▸ **Work required**
Write out the records again, switching every "table-row" to "data-row" and leaving everything else unchanged.

▸ **Exercise input**
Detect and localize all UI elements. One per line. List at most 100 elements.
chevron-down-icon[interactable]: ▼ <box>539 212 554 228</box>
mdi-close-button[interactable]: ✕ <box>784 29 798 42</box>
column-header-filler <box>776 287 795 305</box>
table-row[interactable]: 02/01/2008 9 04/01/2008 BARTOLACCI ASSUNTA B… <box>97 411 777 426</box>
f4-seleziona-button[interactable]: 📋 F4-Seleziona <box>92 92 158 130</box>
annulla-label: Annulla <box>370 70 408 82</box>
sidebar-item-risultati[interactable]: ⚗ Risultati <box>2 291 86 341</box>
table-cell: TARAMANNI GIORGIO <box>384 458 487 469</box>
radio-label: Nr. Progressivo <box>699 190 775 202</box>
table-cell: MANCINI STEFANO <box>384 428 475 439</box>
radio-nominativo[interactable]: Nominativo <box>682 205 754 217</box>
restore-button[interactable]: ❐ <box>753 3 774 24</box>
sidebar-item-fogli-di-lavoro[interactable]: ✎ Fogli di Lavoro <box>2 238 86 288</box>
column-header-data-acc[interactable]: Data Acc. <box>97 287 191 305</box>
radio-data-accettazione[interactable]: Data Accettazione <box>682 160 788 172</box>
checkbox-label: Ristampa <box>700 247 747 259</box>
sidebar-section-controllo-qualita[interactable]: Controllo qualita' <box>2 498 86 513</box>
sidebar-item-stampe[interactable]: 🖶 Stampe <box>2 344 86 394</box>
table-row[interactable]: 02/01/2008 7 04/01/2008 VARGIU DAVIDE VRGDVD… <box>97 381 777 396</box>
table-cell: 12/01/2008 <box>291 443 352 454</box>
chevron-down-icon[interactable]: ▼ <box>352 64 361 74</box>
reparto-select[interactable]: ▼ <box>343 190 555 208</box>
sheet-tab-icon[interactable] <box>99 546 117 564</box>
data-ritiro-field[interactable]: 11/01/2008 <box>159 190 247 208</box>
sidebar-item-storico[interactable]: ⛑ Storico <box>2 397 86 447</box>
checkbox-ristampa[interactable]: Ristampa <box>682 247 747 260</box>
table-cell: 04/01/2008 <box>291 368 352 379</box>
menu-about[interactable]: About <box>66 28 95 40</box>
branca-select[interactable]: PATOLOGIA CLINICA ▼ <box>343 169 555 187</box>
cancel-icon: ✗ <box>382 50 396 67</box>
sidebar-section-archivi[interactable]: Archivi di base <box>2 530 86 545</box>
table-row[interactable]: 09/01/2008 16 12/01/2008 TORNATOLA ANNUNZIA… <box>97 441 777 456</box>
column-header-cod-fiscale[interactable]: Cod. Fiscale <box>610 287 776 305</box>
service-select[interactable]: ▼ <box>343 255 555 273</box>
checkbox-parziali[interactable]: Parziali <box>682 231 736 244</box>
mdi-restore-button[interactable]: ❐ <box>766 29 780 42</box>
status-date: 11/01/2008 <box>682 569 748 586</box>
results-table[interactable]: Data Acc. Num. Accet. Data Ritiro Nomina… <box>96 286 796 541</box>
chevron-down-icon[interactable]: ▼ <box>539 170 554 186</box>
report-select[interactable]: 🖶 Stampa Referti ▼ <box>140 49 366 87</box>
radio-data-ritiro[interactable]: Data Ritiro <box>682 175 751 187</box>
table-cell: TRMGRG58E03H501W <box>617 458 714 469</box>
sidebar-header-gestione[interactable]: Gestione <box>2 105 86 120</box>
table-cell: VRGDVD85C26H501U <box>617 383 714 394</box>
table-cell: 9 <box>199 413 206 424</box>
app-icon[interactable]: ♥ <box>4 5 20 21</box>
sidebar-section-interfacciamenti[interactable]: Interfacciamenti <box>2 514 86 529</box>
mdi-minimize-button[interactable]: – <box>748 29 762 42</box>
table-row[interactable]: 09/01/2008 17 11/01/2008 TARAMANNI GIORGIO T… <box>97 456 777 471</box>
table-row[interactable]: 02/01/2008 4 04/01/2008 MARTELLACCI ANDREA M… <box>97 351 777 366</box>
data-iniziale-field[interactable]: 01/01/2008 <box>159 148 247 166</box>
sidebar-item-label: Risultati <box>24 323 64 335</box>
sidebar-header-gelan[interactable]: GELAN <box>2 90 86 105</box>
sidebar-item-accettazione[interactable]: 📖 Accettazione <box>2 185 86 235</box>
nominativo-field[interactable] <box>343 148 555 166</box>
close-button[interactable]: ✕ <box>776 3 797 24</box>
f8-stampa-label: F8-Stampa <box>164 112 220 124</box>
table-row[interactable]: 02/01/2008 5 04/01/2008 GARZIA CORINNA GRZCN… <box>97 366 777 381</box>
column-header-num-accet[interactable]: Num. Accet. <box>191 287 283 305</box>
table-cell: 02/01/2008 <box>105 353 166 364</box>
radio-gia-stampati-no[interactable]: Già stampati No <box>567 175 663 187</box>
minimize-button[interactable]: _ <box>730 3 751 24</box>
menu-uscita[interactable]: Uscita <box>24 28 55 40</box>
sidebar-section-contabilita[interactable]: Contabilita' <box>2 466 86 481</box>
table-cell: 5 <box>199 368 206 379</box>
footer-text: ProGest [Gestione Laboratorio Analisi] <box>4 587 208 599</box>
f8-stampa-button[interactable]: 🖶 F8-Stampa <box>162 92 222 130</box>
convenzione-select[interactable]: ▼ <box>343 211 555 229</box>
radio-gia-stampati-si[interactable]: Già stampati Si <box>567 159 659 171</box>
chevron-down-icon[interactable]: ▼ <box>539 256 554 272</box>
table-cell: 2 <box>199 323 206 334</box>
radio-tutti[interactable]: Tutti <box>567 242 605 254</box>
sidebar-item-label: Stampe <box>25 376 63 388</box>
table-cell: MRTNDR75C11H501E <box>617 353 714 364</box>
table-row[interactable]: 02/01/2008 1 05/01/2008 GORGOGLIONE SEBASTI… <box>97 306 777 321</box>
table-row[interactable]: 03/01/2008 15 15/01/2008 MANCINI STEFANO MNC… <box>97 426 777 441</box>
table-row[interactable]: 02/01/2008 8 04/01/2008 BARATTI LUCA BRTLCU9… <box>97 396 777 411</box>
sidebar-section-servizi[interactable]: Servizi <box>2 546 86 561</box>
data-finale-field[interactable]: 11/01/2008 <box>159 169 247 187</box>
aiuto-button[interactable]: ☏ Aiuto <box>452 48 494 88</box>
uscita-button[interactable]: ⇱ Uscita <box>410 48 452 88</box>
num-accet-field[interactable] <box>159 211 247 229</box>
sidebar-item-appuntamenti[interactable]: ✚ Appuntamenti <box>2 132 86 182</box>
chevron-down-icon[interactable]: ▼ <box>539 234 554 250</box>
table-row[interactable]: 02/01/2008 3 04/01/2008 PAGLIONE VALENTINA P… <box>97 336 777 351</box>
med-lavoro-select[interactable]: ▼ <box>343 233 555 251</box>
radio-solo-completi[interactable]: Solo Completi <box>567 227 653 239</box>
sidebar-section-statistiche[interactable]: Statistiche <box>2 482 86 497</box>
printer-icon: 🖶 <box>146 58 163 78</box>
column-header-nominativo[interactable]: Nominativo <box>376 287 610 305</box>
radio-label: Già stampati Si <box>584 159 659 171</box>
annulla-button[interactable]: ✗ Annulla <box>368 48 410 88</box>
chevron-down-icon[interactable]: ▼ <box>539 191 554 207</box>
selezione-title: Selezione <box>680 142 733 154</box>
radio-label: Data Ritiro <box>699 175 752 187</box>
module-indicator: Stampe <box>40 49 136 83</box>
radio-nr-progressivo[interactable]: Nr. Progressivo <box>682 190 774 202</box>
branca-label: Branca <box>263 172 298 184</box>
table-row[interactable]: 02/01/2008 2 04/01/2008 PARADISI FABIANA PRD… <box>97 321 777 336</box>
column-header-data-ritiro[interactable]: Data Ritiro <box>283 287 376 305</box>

▸ **Expected answer**
Detect and localize all UI elements. One per line. List at most 100 elements.
chevron-down-icon[interactable]: ▼ <box>539 212 554 228</box>
mdi-close-button[interactable]: ✕ <box>784 29 798 42</box>
column-header-filler <box>776 287 795 305</box>
data-row[interactable]: 02/01/2008 9 04/01/2008 BARTOLACCI ASSUNTA B… <box>97 411 777 426</box>
f4-seleziona-button[interactable]: 📋 F4-Seleziona <box>92 92 158 130</box>
annulla-label: Annulla <box>370 70 408 82</box>
sidebar-item-risultati[interactable]: ⚗ Risultati <box>2 291 86 341</box>
table-cell: TARAMANNI GIORGIO <box>384 458 487 469</box>
radio-label: Nr. Progressivo <box>699 190 775 202</box>
table-cell: MANCINI STEFANO <box>384 428 475 439</box>
radio-nominativo[interactable]: Nominativo <box>682 205 754 217</box>
restore-button[interactable]: ❐ <box>753 3 774 24</box>
sidebar-item-fogli-di-lavoro[interactable]: ✎ Fogli di Lavoro <box>2 238 86 288</box>
column-header-data-acc[interactable]: Data Acc. <box>97 287 191 305</box>
radio-data-accettazione[interactable]: Data Accettazione <box>682 160 788 172</box>
checkbox-label: Ristampa <box>700 247 747 259</box>
sidebar-section-controllo-qualita[interactable]: Controllo qualita' <box>2 498 86 513</box>
sidebar-item-stampe[interactable]: 🖶 Stampe <box>2 344 86 394</box>
data-row[interactable]: 02/01/2008 7 04/01/2008 VARGIU DAVIDE VRGDVD… <box>97 381 777 396</box>
table-cell: 12/01/2008 <box>291 443 352 454</box>
chevron-down-icon[interactable]: ▼ <box>352 64 361 74</box>
reparto-select[interactable]: ▼ <box>343 190 555 208</box>
sheet-tab-icon[interactable] <box>99 546 117 564</box>
data-ritiro-field[interactable]: 11/01/2008 <box>159 190 247 208</box>
sidebar-item-storico[interactable]: ⛑ Storico <box>2 397 86 447</box>
checkbox-ristampa[interactable]: Ristampa <box>682 247 747 260</box>
table-cell: 04/01/2008 <box>291 368 352 379</box>
menu-about[interactable]: About <box>66 28 95 40</box>
branca-select[interactable]: PATOLOGIA CLINICA ▼ <box>343 169 555 187</box>
cancel-icon: ✗ <box>382 50 396 67</box>
sidebar-section-archivi[interactable]: Archivi di base <box>2 530 86 545</box>
data-row[interactable]: 09/01/2008 16 12/01/2008 TORNATOLA ANNUNZIA… <box>97 441 777 456</box>
column-header-cod-fiscale[interactable]: Cod. Fiscale <box>610 287 776 305</box>
service-select[interactable]: ▼ <box>343 255 555 273</box>
checkbox-parziali[interactable]: Parziali <box>682 231 736 244</box>
mdi-restore-button[interactable]: ❐ <box>766 29 780 42</box>
status-date: 11/01/2008 <box>682 569 748 586</box>
results-table[interactable]: Data Acc. Num. Accet. Data Ritiro Nomina… <box>96 286 796 541</box>
chevron-down-icon[interactable]: ▼ <box>539 170 554 186</box>
report-select[interactable]: 🖶 Stampa Referti ▼ <box>140 49 366 87</box>
radio-data-ritiro[interactable]: Data Ritiro <box>682 175 751 187</box>
table-cell: TRMGRG58E03H501W <box>617 458 714 469</box>
sidebar-header-gestione[interactable]: Gestione <box>2 105 86 120</box>
table-cell: VRGDVD85C26H501U <box>617 383 714 394</box>
table-cell: 9 <box>199 413 206 424</box>
app-icon[interactable]: ♥ <box>4 5 20 21</box>
sidebar-section-interfacciamenti[interactable]: Interfacciamenti <box>2 514 86 529</box>
mdi-minimize-button[interactable]: – <box>748 29 762 42</box>
data-row[interactable]: 09/01/2008 17 11/01/2008 TARAMANNI GIORGIO T… <box>97 456 777 471</box>
data-row[interactable]: 02/01/2008 4 04/01/2008 MARTELLACCI ANDREA M… <box>97 351 777 366</box>
data-iniziale-field[interactable]: 01/01/2008 <box>159 148 247 166</box>
sidebar-item-label: Risultati <box>24 323 64 335</box>
sidebar-header-gelan[interactable]: GELAN <box>2 90 86 105</box>
sidebar-item-accettazione[interactable]: 📖 Accettazione <box>2 185 86 235</box>
nominativo-field[interactable] <box>343 148 555 166</box>
close-button[interactable]: ✕ <box>776 3 797 24</box>
f8-stampa-label: F8-Stampa <box>164 112 220 124</box>
data-row[interactable]: 02/01/2008 5 04/01/2008 GARZIA CORINNA GRZCN… <box>97 366 777 381</box>
column-header-num-accet[interactable]: Num. Accet. <box>191 287 283 305</box>
table-cell: 02/01/2008 <box>105 353 166 364</box>
radio-gia-stampati-no[interactable]: Già stampati No <box>567 175 663 187</box>
minimize-button[interactable]: _ <box>730 3 751 24</box>
menu-uscita[interactable]: Uscita <box>24 28 55 40</box>
sidebar-section-contabilita[interactable]: Contabilita' <box>2 466 86 481</box>
table-cell: 5 <box>199 368 206 379</box>
footer-text: ProGest [Gestione Laboratorio Analisi] <box>4 587 208 599</box>
f8-stampa-button[interactable]: 🖶 F8-Stampa <box>162 92 222 130</box>
convenzione-select[interactable]: ▼ <box>343 211 555 229</box>
radio-gia-stampati-si[interactable]: Già stampati Si <box>567 159 659 171</box>
chevron-down-icon[interactable]: ▼ <box>539 256 554 272</box>
table-cell: 2 <box>199 323 206 334</box>
radio-tutti[interactable]: Tutti <box>567 242 605 254</box>
sidebar-item-label: Stampe <box>25 376 63 388</box>
table-cell: MRTNDR75C11H501E <box>617 353 714 364</box>
data-row[interactable]: 02/01/2008 1 05/01/2008 GORGOGLIONE SEBASTI… <box>97 306 777 321</box>
data-row[interactable]: 03/01/2008 15 15/01/2008 MANCINI STEFANO MNC… <box>97 426 777 441</box>
data-row[interactable]: 02/01/2008 8 04/01/2008 BARATTI LUCA BRTLCU9… <box>97 396 777 411</box>
sidebar-section-servizi[interactable]: Servizi <box>2 546 86 561</box>
data-finale-field[interactable]: 11/01/2008 <box>159 169 247 187</box>
aiuto-button[interactable]: ☏ Aiuto <box>452 48 494 88</box>
uscita-button[interactable]: ⇱ Uscita <box>410 48 452 88</box>
num-accet-field[interactable] <box>159 211 247 229</box>
sidebar-item-appuntamenti[interactable]: ✚ Appuntamenti <box>2 132 86 182</box>
chevron-down-icon[interactable]: ▼ <box>539 234 554 250</box>
data-row[interactable]: 02/01/2008 3 04/01/2008 PAGLIONE VALENTINA P… <box>97 336 777 351</box>
med-lavoro-select[interactable]: ▼ <box>343 233 555 251</box>
radio-solo-completi[interactable]: Solo Completi <box>567 227 653 239</box>
sidebar-section-statistiche[interactable]: Statistiche <box>2 482 86 497</box>
printer-icon: 🖶 <box>146 58 163 78</box>
column-header-nominativo[interactable]: Nominativo <box>376 287 610 305</box>
radio-label: Già stampati Si <box>584 159 659 171</box>
annulla-button[interactable]: ✗ Annulla <box>368 48 410 88</box>
chevron-down-icon[interactable]: ▼ <box>539 191 554 207</box>
selezione-title: Selezione <box>680 142 733 154</box>
radio-label: Data Ritiro <box>699 175 752 187</box>
module-indicator: Stampe <box>40 49 136 83</box>
radio-nr-progressivo[interactable]: Nr. Progressivo <box>682 190 774 202</box>
branca-label: Branca <box>263 172 298 184</box>
data-row[interactable]: 02/01/2008 2 04/01/2008 PARADISI FABIANA PRD… <box>97 321 777 336</box>
column-header-data-ritiro[interactable]: Data Ritiro <box>283 287 376 305</box>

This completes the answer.